**Problem to solve**
Every record must appear in your copy exactly as written, with no pictures.

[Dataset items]
______________________________

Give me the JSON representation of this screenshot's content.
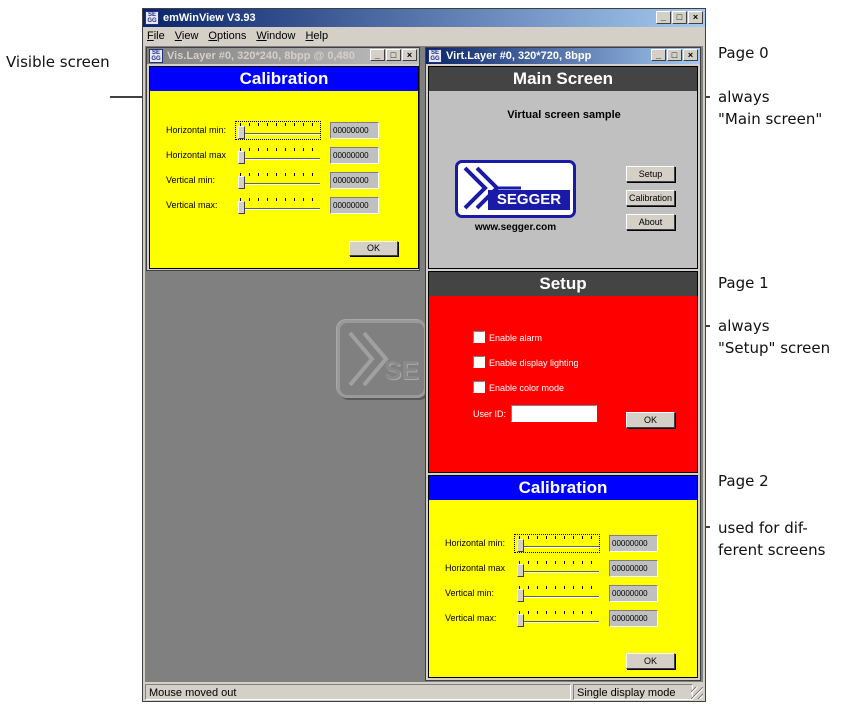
{
  "annotations": {
    "visible_screen": "Visible screen",
    "page0": "Page 0",
    "page1": "Page 1",
    "page2": "Page 2",
    "main_line1": "always",
    "main_line2": "\"Main screen\"",
    "setup_line1": "always",
    "setup_line2": "\"Setup\" screen",
    "calib_line1": "used for dif-",
    "calib_line2": "ferent screens"
  },
  "app": {
    "title": "emWinView V3.93",
    "menu": [
      "File",
      "View",
      "Options",
      "Window",
      "Help"
    ],
    "status_left": "Mouse moved out",
    "status_right": "Single display mode"
  },
  "vis_window": {
    "title": "Vis.Layer #0, 320*240, 8bpp @ 0,480",
    "header": "Calibration",
    "rows": [
      {
        "label": "Horizontal min:",
        "value": "00000000"
      },
      {
        "label": "Horizontal max",
        "value": "00000000"
      },
      {
        "label": "Vertical   min:",
        "value": "00000000"
      },
      {
        "label": "Vertical   max:",
        "value": "00000000"
      }
    ],
    "ok": "OK"
  },
  "virt_window": {
    "title": "Virt.Layer #0, 320*720, 8bpp",
    "main": {
      "header": "Main Screen",
      "subtitle": "Virtual screen sample",
      "logo_text": "SEGGER",
      "url": "www.segger.com",
      "buttons": [
        "Setup",
        "Calibration",
        "About"
      ]
    },
    "setup": {
      "header": "Setup",
      "checks": [
        "Enable alarm",
        "Enable display lighting",
        "Enable color mode"
      ],
      "userid_label": "User ID:",
      "userid_value": "",
      "ok": "OK"
    },
    "calibration": {
      "header": "Calibration",
      "rows": [
        {
          "label": "Horizontal min:",
          "value": "00000000"
        },
        {
          "label": "Horizontal max",
          "value": "00000000"
        },
        {
          "label": "Vertical   min:",
          "value": "00000000"
        },
        {
          "label": "Vertical   max:",
          "value": "00000000"
        }
      ],
      "ok": "OK"
    }
  },
  "background_logo": "SE",
  "colors": {
    "header_blue": "#0000ff",
    "header_gray": "#444444",
    "calibration_bg": "#ffff00",
    "main_bg": "#c0c0c0",
    "setup_bg": "#ff0000"
  }
}
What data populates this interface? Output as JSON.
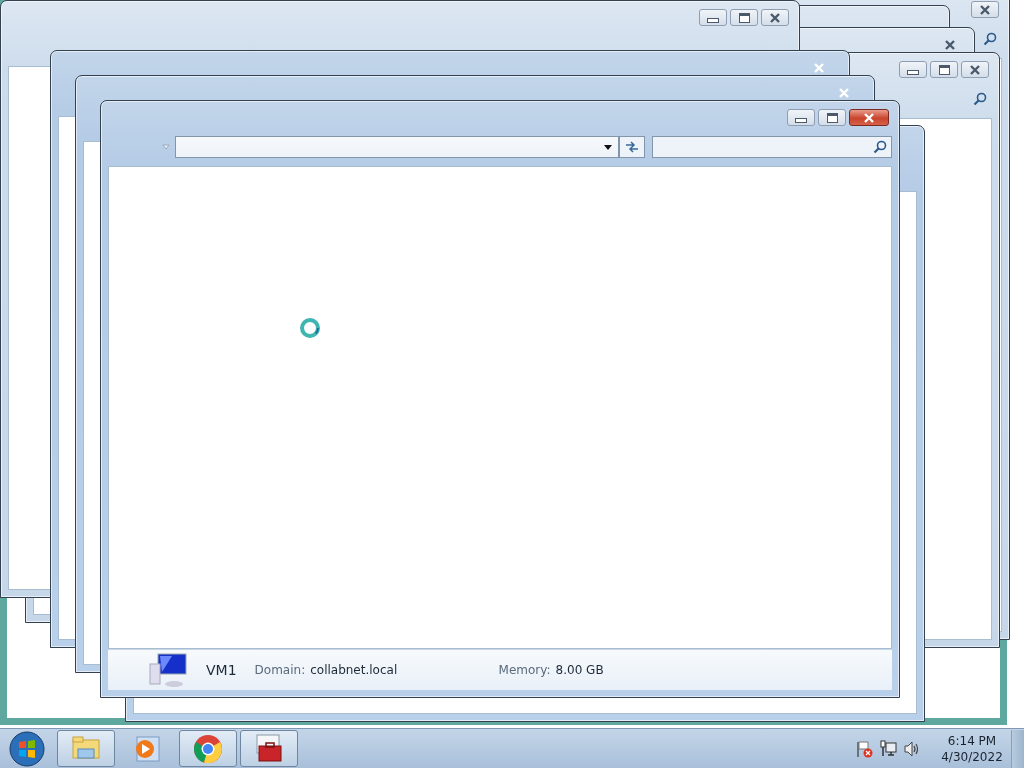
{
  "windows": [
    {
      "close_highlighted": false
    },
    {
      "close_highlighted": false
    },
    {
      "close_highlighted": false
    },
    {
      "close_highlighted": false
    },
    {
      "close_highlighted": false
    },
    {
      "close_highlighted": true
    },
    {
      "close_highlighted": true
    },
    {
      "close_highlighted": true
    },
    {
      "close_highlighted": true
    }
  ],
  "details": {
    "name": "VM1",
    "fields": [
      {
        "label": "Domain:",
        "value": "collabnet.local"
      },
      {
        "label": "Memory:",
        "value": "8.00 GB"
      }
    ]
  },
  "taskbar": {
    "buttons": [
      {
        "kind": "folder",
        "running": true
      },
      {
        "kind": "media",
        "running": false
      },
      {
        "kind": "browser",
        "running": true
      },
      {
        "kind": "toolbox",
        "running": true
      }
    ]
  },
  "clock": {
    "time": "6:14 PM",
    "date": "4/30/2022"
  }
}
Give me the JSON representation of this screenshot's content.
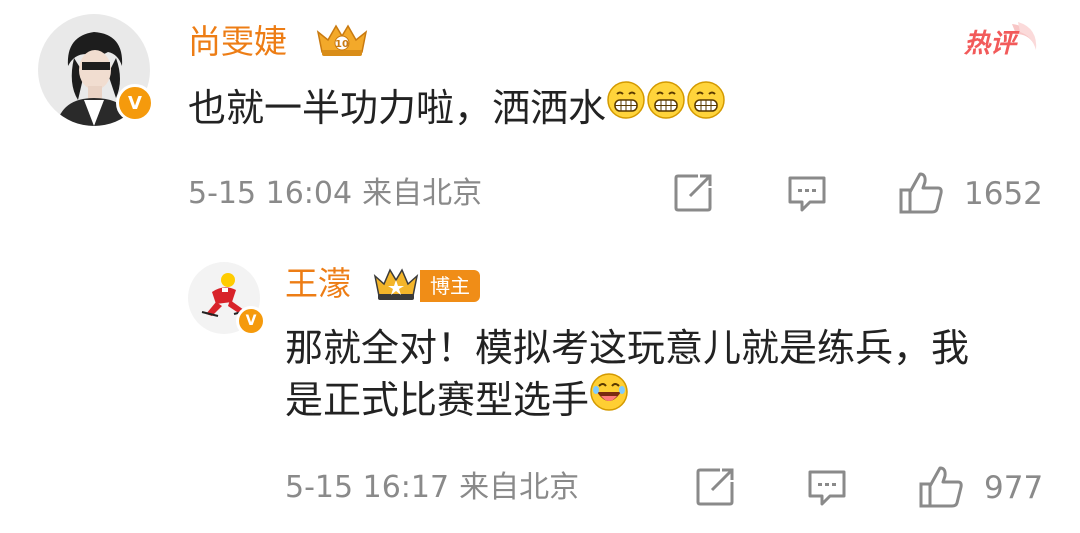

______________________________

**Task response**
Give me the JSON representation of this screenshot's content.
{
  "annotations": {
    "visible_screen": "Visible screen",
    "page0": "Page 0",
    "page1": "Page 1",
    "page2": "Page 2",
    "main_line1": "always",
    "main_line2": "\"Main screen\"",
    "setup_line1": "always",
    "setup_line2": "\"Setup\" screen",
    "calib_line1": "used for dif-",
    "calib_line2": "ferent screens"
  },
  "app": {
    "title": "emWinView V3.93",
    "menu": [
      "File",
      "View",
      "Options",
      "Window",
      "Help"
    ],
    "status_left": "Mouse moved out",
    "status_right": "Single display mode"
  },
  "vis_window": {
    "title": "Vis.Layer #0, 320*240, 8bpp @ 0,480",
    "header": "Calibration",
    "rows": [
      {
        "label": "Horizontal min:",
        "value": "00000000"
      },
      {
        "label": "Horizontal max",
        "value": "00000000"
      },
      {
        "label": "Vertical   min:",
        "value": "00000000"
      },
      {
        "label": "Vertical   max:",
        "value": "00000000"
      }
    ],
    "ok": "OK"
  },
  "virt_window": {
    "title": "Virt.Layer #0, 320*720, 8bpp",
    "main": {
      "header": "Main Screen",
      "subtitle": "Virtual screen sample",
      "logo_text": "SEGGER",
      "url": "www.segger.com",
      "buttons": [
        "Setup",
        "Calibration",
        "About"
      ]
    },
    "setup": {
      "header": "Setup",
      "checks": [
        "Enable alarm",
        "Enable display lighting",
        "Enable color mode"
      ],
      "userid_label": "User ID:",
      "userid_value": "",
      "ok": "OK"
    },
    "calibration": {
      "header": "Calibration",
      "rows": [
        {
          "label": "Horizontal min:",
          "value": "00000000"
        },
        {
          "label": "Horizontal max",
          "value": "00000000"
        },
        {
          "label": "Vertical   min:",
          "value": "00000000"
        },
        {
          "label": "Vertical   max:",
          "value": "00000000"
        }
      ],
      "ok": "OK"
    }
  },
  "background_logo": "SE",
  "colors": {
    "header_blue": "#0000ff",
    "header_gray": "#444444",
    "calibration_bg": "#ffff00",
    "main_bg": "#c0c0c0",
    "setup_bg": "#ff0000"
  }
}
What data populates this interface? Output as JSON.
{
  "windows": [
    {
      "close_highlighted": false
    },
    {
      "close_highlighted": false
    },
    {
      "close_highlighted": false
    },
    {
      "close_highlighted": false
    },
    {
      "close_highlighted": false
    },
    {
      "close_highlighted": true
    },
    {
      "close_highlighted": true
    },
    {
      "close_highlighted": true
    },
    {
      "close_highlighted": true
    }
  ],
  "details": {
    "name": "VM1",
    "fields": [
      {
        "label": "Domain:",
        "value": "collabnet.local"
      },
      {
        "label": "Memory:",
        "value": "8.00 GB"
      }
    ]
  },
  "taskbar": {
    "buttons": [
      {
        "kind": "folder",
        "running": true
      },
      {
        "kind": "media",
        "running": false
      },
      {
        "kind": "browser",
        "running": true
      },
      {
        "kind": "toolbox",
        "running": true
      }
    ]
  },
  "clock": {
    "time": "6:14 PM",
    "date": "4/30/2022"
  }
}
Give me the JSON representation of this screenshot's content.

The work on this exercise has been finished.